## WHAT IS EXPECTED
Return all of the lines below exactly as they are.

-------- GIVEN RECORDS

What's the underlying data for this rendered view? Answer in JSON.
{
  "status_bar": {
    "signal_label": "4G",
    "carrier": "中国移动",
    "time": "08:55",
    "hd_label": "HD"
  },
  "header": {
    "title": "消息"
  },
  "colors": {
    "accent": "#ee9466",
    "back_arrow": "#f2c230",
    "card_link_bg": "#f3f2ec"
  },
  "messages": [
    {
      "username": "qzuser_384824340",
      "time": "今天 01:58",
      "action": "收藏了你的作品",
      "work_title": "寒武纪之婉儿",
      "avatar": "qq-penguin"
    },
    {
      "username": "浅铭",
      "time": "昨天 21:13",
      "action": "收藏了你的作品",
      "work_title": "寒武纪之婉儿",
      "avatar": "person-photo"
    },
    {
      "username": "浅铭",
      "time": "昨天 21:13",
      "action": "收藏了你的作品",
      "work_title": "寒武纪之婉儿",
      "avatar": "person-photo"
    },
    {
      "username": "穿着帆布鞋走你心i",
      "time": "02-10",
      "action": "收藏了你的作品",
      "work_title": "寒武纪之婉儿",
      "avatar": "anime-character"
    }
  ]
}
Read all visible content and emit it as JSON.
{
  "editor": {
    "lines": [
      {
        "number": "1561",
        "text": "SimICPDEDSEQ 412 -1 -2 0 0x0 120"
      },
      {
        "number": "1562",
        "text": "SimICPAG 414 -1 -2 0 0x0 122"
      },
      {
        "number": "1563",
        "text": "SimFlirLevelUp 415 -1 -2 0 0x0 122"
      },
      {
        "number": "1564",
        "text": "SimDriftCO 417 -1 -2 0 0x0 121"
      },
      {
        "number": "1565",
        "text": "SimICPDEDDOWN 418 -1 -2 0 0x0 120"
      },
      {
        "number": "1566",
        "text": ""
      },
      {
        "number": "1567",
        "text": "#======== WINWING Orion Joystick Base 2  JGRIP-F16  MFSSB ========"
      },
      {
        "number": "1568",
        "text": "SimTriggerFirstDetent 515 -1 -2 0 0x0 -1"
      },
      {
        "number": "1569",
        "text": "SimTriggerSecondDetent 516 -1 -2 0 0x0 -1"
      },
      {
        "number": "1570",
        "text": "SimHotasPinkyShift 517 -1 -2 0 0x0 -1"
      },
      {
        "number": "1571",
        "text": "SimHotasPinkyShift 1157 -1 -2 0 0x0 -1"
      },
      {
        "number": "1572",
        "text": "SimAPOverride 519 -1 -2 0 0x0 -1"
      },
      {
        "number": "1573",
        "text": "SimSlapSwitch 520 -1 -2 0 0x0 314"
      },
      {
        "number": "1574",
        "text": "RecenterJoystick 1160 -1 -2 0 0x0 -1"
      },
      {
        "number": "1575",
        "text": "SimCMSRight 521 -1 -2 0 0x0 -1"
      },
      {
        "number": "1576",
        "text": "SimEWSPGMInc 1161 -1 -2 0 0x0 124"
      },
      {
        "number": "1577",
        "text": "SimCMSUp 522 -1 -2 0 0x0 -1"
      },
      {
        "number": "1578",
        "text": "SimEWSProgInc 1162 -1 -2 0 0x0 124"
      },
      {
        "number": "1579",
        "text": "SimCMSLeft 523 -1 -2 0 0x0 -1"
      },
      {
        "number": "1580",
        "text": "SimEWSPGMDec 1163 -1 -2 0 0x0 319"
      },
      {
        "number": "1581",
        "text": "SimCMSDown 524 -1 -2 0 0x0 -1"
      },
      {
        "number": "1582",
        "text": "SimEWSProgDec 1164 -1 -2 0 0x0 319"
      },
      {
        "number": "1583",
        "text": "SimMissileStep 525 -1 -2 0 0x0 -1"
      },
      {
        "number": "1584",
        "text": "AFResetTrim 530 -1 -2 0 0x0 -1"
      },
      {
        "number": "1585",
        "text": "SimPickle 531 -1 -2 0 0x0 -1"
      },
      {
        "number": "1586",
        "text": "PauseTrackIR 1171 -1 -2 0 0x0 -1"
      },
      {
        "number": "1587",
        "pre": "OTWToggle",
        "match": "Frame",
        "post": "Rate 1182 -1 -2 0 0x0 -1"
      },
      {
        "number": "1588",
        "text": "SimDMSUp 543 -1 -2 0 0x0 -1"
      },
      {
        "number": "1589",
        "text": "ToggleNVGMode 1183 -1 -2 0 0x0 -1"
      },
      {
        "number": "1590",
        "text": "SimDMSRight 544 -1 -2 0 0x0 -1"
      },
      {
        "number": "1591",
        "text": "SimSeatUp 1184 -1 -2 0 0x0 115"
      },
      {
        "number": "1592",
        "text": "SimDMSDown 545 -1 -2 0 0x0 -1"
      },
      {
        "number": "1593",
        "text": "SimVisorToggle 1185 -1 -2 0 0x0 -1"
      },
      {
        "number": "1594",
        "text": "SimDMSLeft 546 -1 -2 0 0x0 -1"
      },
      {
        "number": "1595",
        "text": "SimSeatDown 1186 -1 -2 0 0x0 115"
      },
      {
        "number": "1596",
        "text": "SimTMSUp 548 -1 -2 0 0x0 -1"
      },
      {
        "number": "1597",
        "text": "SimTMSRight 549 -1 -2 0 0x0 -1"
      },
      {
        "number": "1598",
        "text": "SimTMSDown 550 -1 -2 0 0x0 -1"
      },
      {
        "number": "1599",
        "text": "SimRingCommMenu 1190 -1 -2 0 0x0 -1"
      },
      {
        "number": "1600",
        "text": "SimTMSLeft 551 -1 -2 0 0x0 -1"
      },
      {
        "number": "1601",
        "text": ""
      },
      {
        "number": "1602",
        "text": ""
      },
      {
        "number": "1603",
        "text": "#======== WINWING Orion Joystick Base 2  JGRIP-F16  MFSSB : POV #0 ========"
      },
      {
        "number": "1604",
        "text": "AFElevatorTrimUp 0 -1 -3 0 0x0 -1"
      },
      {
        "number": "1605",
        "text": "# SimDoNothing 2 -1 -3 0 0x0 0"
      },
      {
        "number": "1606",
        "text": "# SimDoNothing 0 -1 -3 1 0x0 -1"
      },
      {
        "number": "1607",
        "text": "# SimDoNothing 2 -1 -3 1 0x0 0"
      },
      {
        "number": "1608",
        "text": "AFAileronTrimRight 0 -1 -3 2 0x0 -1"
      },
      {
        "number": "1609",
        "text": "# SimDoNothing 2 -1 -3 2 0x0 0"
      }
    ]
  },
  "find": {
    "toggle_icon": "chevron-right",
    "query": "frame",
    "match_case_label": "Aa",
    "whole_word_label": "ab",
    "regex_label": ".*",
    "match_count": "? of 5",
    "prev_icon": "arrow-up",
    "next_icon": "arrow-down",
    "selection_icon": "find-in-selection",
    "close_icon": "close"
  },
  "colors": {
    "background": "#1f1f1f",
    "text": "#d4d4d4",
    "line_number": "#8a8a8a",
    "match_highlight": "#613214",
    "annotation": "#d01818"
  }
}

----------------

## TASK ANSWER
What's the underlying data for this rendered view? Answer in JSON.
{
  "status_bar": {
    "signal_label": "4G",
    "carrier": "中国移动",
    "time": "08:55",
    "hd_label": "HD"
  },
  "header": {
    "title": "消息"
  },
  "colors": {
    "accent": "#ee9466",
    "back_arrow": "#f2c230",
    "card_link_bg": "#f3f2ec"
  },
  "messages": [
    {
      "username": "qzuser_384824340",
      "time": "今天 01:58",
      "action": "收藏了你的作品",
      "work_title": "寒武纪之婉儿",
      "avatar": "qq-penguin"
    },
    {
      "username": "浅铭",
      "time": "昨天 21:13",
      "action": "收藏了你的作品",
      "work_title": "寒武纪之婉儿",
      "avatar": "person-photo"
    },
    {
      "username": "浅铭",
      "time": "昨天 21:13",
      "action": "收藏了你的作品",
      "work_title": "寒武纪之婉儿",
      "avatar": "person-photo"
    },
    {
      "username": "穿着帆布鞋走你心i",
      "time": "02-10",
      "action": "收藏了你的作品",
      "work_title": "寒武纪之婉儿",
      "avatar": "anime-character"
    }
  ]
}
Read all visible content and emit it as JSON.
{
  "editor": {
    "lines": [
      {
        "number": "1561",
        "text": "SimICPDEDSEQ 412 -1 -2 0 0x0 120"
      },
      {
        "number": "1562",
        "text": "SimICPAG 414 -1 -2 0 0x0 122"
      },
      {
        "number": "1563",
        "text": "SimFlirLevelUp 415 -1 -2 0 0x0 122"
      },
      {
        "number": "1564",
        "text": "SimDriftCO 417 -1 -2 0 0x0 121"
      },
      {
        "number": "1565",
        "text": "SimICPDEDDOWN 418 -1 -2 0 0x0 120"
      },
      {
        "number": "1566",
        "text": ""
      },
      {
        "number": "1567",
        "text": "#======== WINWING Orion Joystick Base 2  JGRIP-F16  MFSSB ========"
      },
      {
        "number": "1568",
        "text": "SimTriggerFirstDetent 515 -1 -2 0 0x0 -1"
      },
      {
        "number": "1569",
        "text": "SimTriggerSecondDetent 516 -1 -2 0 0x0 -1"
      },
      {
        "number": "1570",
        "text": "SimHotasPinkyShift 517 -1 -2 0 0x0 -1"
      },
      {
        "number": "1571",
        "text": "SimHotasPinkyShift 1157 -1 -2 0 0x0 -1"
      },
      {
        "number": "1572",
        "text": "SimAPOverride 519 -1 -2 0 0x0 -1"
      },
      {
        "number": "1573",
        "text": "SimSlapSwitch 520 -1 -2 0 0x0 314"
      },
      {
        "number": "1574",
        "text": "RecenterJoystick 1160 -1 -2 0 0x0 -1"
      },
      {
        "number": "1575",
        "text": "SimCMSRight 521 -1 -2 0 0x0 -1"
      },
      {
        "number": "1576",
        "text": "SimEWSPGMInc 1161 -1 -2 0 0x0 124"
      },
      {
        "number": "1577",
        "text": "SimCMSUp 522 -1 -2 0 0x0 -1"
      },
      {
        "number": "1578",
        "text": "SimEWSProgInc 1162 -1 -2 0 0x0 124"
      },
      {
        "number": "1579",
        "text": "SimCMSLeft 523 -1 -2 0 0x0 -1"
      },
      {
        "number": "1580",
        "text": "SimEWSPGMDec 1163 -1 -2 0 0x0 319"
      },
      {
        "number": "1581",
        "text": "SimCMSDown 524 -1 -2 0 0x0 -1"
      },
      {
        "number": "1582",
        "text": "SimEWSProgDec 1164 -1 -2 0 0x0 319"
      },
      {
        "number": "1583",
        "text": "SimMissileStep 525 -1 -2 0 0x0 -1"
      },
      {
        "number": "1584",
        "text": "AFResetTrim 530 -1 -2 0 0x0 -1"
      },
      {
        "number": "1585",
        "text": "SimPickle 531 -1 -2 0 0x0 -1"
      },
      {
        "number": "1586",
        "text": "PauseTrackIR 1171 -1 -2 0 0x0 -1"
      },
      {
        "number": "1587",
        "pre": "OTWToggle",
        "match": "Frame",
        "post": "Rate 1182 -1 -2 0 0x0 -1"
      },
      {
        "number": "1588",
        "text": "SimDMSUp 543 -1 -2 0 0x0 -1"
      },
      {
        "number": "1589",
        "text": "ToggleNVGMode 1183 -1 -2 0 0x0 -1"
      },
      {
        "number": "1590",
        "text": "SimDMSRight 544 -1 -2 0 0x0 -1"
      },
      {
        "number": "1591",
        "text": "SimSeatUp 1184 -1 -2 0 0x0 115"
      },
      {
        "number": "1592",
        "text": "SimDMSDown 545 -1 -2 0 0x0 -1"
      },
      {
        "number": "1593",
        "text": "SimVisorToggle 1185 -1 -2 0 0x0 -1"
      },
      {
        "number": "1594",
        "text": "SimDMSLeft 546 -1 -2 0 0x0 -1"
      },
      {
        "number": "1595",
        "text": "SimSeatDown 1186 -1 -2 0 0x0 115"
      },
      {
        "number": "1596",
        "text": "SimTMSUp 548 -1 -2 0 0x0 -1"
      },
      {
        "number": "1597",
        "text": "SimTMSRight 549 -1 -2 0 0x0 -1"
      },
      {
        "number": "1598",
        "text": "SimTMSDown 550 -1 -2 0 0x0 -1"
      },
      {
        "number": "1599",
        "text": "SimRingCommMenu 1190 -1 -2 0 0x0 -1"
      },
      {
        "number": "1600",
        "text": "SimTMSLeft 551 -1 -2 0 0x0 -1"
      },
      {
        "number": "1601",
        "text": ""
      },
      {
        "number": "1602",
        "text": ""
      },
      {
        "number": "1603",
        "text": "#======== WINWING Orion Joystick Base 2  JGRIP-F16  MFSSB : POV #0 ========"
      },
      {
        "number": "1604",
        "text": "AFElevatorTrimUp 0 -1 -3 0 0x0 -1"
      },
      {
        "number": "1605",
        "text": "# SimDoNothing 2 -1 -3 0 0x0 0"
      },
      {
        "number": "1606",
        "text": "# SimDoNothing 0 -1 -3 1 0x0 -1"
      },
      {
        "number": "1607",
        "text": "# SimDoNothing 2 -1 -3 1 0x0 0"
      },
      {
        "number": "1608",
        "text": "AFAileronTrimRight 0 -1 -3 2 0x0 -1"
      },
      {
        "number": "1609",
        "text": "# SimDoNothing 2 -1 -3 2 0x0 0"
      }
    ]
  },
  "find": {
    "toggle_icon": "chevron-right",
    "query": "frame",
    "match_case_label": "Aa",
    "whole_word_label": "ab",
    "regex_label": ".*",
    "match_count": "? of 5",
    "prev_icon": "arrow-up",
    "next_icon": "arrow-down",
    "selection_icon": "find-in-selection",
    "close_icon": "close"
  },
  "colors": {
    "background": "#1f1f1f",
    "text": "#d4d4d4",
    "line_number": "#8a8a8a",
    "match_highlight": "#613214",
    "annotation": "#d01818"
  }
}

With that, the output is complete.